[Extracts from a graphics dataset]
——————

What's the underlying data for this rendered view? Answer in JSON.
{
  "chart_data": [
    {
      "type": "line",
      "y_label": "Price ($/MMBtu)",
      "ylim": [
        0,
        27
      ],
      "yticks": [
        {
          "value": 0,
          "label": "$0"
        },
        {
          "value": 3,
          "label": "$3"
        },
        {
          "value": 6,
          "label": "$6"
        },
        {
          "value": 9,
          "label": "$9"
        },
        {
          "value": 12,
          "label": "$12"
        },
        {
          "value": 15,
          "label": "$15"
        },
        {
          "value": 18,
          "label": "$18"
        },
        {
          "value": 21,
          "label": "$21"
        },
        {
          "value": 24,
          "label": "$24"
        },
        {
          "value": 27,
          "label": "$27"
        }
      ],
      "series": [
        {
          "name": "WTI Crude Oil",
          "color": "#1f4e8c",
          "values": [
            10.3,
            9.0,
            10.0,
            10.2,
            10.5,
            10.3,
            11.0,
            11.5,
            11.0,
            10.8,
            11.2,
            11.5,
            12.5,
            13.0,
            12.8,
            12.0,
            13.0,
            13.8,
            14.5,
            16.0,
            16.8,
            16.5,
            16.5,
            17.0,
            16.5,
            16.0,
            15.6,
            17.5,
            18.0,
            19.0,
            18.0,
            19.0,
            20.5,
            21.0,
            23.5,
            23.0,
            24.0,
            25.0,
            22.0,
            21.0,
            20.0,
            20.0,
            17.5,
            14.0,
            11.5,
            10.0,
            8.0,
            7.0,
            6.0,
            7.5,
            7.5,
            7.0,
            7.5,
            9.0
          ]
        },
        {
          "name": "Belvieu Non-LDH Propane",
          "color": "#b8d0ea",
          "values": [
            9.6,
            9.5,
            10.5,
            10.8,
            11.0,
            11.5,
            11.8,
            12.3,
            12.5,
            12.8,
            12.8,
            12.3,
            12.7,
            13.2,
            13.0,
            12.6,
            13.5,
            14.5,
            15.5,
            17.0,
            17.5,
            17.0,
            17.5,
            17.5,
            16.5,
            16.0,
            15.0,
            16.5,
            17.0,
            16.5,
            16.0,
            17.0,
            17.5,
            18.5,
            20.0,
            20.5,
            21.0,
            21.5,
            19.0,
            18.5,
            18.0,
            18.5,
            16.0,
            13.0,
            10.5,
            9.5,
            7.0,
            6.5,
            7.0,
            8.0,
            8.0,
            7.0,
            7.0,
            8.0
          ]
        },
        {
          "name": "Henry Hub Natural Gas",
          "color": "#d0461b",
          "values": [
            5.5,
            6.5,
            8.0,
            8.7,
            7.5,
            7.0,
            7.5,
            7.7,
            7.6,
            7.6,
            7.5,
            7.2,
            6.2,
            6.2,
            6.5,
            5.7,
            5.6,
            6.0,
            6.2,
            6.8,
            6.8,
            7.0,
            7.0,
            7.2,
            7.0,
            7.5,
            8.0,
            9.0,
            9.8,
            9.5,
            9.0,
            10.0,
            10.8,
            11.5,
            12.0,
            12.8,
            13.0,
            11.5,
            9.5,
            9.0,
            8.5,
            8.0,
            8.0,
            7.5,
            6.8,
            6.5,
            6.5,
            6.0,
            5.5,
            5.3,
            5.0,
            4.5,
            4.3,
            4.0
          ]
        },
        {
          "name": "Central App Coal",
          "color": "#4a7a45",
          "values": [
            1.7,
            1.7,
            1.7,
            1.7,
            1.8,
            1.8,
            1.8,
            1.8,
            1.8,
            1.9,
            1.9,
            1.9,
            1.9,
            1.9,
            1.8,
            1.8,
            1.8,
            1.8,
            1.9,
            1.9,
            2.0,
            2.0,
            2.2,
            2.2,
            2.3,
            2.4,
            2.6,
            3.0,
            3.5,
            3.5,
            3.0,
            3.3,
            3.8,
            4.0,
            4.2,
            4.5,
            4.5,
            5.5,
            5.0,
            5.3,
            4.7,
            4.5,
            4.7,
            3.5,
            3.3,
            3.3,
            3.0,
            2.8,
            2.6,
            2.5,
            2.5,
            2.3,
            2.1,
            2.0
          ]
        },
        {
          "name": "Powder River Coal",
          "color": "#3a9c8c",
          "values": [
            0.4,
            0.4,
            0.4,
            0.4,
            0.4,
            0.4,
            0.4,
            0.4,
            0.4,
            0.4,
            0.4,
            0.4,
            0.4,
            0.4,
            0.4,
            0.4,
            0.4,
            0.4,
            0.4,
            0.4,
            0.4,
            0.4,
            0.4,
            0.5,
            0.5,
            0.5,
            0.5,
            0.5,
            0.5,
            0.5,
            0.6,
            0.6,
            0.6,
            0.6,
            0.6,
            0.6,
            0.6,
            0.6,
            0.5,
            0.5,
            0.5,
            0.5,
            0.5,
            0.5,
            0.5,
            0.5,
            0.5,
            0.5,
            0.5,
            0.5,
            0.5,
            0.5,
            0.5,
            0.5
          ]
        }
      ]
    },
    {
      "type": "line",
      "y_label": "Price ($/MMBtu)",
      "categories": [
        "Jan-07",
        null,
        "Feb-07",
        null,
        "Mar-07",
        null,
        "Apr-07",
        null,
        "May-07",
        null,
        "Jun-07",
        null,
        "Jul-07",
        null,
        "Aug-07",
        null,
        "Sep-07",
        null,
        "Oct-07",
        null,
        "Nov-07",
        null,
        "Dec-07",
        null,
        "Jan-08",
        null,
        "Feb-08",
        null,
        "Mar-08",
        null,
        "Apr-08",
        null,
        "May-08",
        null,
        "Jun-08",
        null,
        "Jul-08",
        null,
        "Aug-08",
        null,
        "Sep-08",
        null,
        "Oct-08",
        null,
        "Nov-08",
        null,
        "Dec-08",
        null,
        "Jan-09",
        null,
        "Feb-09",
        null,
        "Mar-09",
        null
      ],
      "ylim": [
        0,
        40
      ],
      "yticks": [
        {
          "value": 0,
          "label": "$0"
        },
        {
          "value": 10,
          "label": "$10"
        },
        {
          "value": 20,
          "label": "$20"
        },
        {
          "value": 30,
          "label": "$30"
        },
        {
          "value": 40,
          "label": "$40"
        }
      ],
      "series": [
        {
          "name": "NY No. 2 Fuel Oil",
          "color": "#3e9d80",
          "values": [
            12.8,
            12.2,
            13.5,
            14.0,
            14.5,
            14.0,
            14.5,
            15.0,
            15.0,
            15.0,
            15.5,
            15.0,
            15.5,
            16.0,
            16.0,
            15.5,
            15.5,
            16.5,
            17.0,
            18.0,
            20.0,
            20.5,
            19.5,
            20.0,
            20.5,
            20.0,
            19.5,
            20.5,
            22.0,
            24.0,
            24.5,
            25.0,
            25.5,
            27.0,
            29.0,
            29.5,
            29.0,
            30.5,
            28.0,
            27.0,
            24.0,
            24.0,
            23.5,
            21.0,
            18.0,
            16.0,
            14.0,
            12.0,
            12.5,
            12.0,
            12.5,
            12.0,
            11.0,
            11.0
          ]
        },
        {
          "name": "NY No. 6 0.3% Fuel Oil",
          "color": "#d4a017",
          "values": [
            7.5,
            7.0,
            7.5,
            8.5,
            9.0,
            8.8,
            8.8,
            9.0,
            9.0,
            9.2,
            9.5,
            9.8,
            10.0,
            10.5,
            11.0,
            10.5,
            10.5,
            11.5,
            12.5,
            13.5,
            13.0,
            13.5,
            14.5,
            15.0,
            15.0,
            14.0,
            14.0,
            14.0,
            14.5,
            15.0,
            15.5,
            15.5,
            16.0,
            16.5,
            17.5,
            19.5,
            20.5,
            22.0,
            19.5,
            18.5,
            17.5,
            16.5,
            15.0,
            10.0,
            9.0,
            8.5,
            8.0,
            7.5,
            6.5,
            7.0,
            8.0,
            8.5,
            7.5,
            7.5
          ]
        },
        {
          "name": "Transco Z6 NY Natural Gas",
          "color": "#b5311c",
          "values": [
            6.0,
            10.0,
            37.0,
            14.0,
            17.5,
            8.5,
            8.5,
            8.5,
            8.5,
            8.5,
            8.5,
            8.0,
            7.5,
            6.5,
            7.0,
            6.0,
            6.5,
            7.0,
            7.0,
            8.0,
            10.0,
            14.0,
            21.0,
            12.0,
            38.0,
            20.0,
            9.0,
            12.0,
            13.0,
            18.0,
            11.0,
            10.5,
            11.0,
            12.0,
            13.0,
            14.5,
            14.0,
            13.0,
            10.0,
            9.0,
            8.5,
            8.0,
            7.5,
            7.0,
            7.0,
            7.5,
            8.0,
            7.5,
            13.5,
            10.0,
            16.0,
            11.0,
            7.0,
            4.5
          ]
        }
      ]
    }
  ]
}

——————

EXERCISE - Gather and return every line that holds the string "name".

ANSWER TO THIS TASK -
          "name": "WTI Crude Oil",
          "name": "Belvieu Non-LDH Propane",
          "name": "Henry Hub Natural Gas",
          "name": "Central App Coal",
          "name": "Powder River Coal",
          "name": "NY No. 2 Fuel Oil",
          "name": "NY No. 6 0.3% Fuel Oil",
          "name": "Transco Z6 NY Natural Gas",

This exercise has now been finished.